- _What is asked_: All of the data must be printed exactly; please include every line.

- _Material provided_:
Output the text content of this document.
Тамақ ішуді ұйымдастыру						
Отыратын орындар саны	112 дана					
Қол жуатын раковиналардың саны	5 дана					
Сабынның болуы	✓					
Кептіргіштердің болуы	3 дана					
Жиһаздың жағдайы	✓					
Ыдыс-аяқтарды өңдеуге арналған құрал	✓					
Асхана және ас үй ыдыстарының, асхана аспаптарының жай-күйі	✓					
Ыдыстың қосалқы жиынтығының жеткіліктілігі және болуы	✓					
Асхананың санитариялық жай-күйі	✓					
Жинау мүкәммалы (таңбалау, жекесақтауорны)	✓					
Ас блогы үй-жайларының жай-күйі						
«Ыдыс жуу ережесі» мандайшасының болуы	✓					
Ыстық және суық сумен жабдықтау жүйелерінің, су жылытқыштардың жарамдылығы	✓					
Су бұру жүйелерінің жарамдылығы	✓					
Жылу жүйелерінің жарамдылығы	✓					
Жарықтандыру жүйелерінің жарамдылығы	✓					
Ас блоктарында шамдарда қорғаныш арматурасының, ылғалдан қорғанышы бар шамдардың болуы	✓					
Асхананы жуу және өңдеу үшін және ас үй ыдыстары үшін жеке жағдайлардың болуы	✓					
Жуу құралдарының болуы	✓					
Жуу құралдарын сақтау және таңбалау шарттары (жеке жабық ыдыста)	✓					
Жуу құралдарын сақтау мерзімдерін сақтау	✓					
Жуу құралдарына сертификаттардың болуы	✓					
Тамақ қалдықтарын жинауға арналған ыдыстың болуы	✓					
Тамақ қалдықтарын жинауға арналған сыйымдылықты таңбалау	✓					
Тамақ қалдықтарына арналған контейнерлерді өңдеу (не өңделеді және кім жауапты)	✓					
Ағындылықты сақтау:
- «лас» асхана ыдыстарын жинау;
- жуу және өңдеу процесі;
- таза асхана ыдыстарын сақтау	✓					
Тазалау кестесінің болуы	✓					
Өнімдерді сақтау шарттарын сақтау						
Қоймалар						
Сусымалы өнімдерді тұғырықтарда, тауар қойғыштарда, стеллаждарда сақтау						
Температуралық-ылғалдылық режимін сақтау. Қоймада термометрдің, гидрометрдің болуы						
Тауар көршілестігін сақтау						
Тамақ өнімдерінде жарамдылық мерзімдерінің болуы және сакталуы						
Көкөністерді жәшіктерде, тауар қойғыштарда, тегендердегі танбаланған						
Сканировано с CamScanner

- _Complete response_:
Output the text content of this document.
Тамақ ішуді ұйымдастыру						
Отыратын орындар саны	112 дана					
Қол жуатын раковиналардың саны	5 дана					
Сабынның болуы	✓					
Кептіргіштердің болуы	3 дана					
Жиһаздың жағдайы	✓					
Ыдыс-аяқтарды өңдеуге арналған құрал	✓					
Асхана және ас үй ыдыстарының, асхана аспаптарының жай-күйі	✓					
Ыдыстың қосалқы жиынтығының жеткіліктілігі және болуы	✓					
Асхананың санитариялық жай-күйі	✓					
Жинау мүкәммалы (таңбалау, жекесақтауорны)	✓					
Ас блогы үй-жайларының жай-күйі						
«Ыдыс жуу ережесі» мандайшасының болуы	✓					
Ыстық және суық сумен жабдықтау жүйелерінің, су жылытқыштардың жарамдылығы	✓					
Су бұру жүйелерінің жарамдылығы	✓					
Жылу жүйелерінің жарамдылығы	✓					
Жарықтандыру жүйелерінің жарамдылығы	✓					
Ас блоктарында шамдарда қорғаныш арматурасының, ылғалдан қорғанышы бар шамдардың болуы	✓					
Асхананы жуу және өңдеу үшін және ас үй ыдыстары үшін жеке жағдайлардың болуы	✓					
Жуу құралдарының болуы	✓					
Жуу құралдарын сақтау және таңбалау шарттары (жеке жабық ыдыста)	✓					
Жуу құралдарын сақтау мерзімдерін сақтау	✓					
Жуу құралдарына сертификаттардың болуы	✓					
Тамақ қалдықтарын жинауға арналған ыдыстың болуы	✓					
Тамақ қалдықтарын жинауға арналған сыйымдылықты таңбалау	✓					
Тамақ қалдықтарына арналған контейнерлерді өңдеу (не өңделеді және кім жауапты)	✓					
Ағындылықты сақтау:
- «лас» асхана ыдыстарын жинау;
- жуу және өңдеу процесі;
- таза асхана ыдыстарын сақтау	✓					
Тазалау кестесінің болуы	✓					
Өнімдерді сақтау шарттарын сақтау						
Қоймалар						
Сусымалы өнімдерді тұғырықтарда, тауар қойғыштарда, стеллаждарда сақтау						
Температуралық-ылғалдылық режимін сақтау. Қоймада термометрдің, гидрометрдің болуы						
Тауар көршілестігін сақтау						
Тамақ өнімдерінде жарамдылық мерзімдерінің болуы және сакталуы						
Көкөністерді жәшіктерде, тауар қойғыштарда, тегендердегі танбаланған						
Сканировано с CamScanner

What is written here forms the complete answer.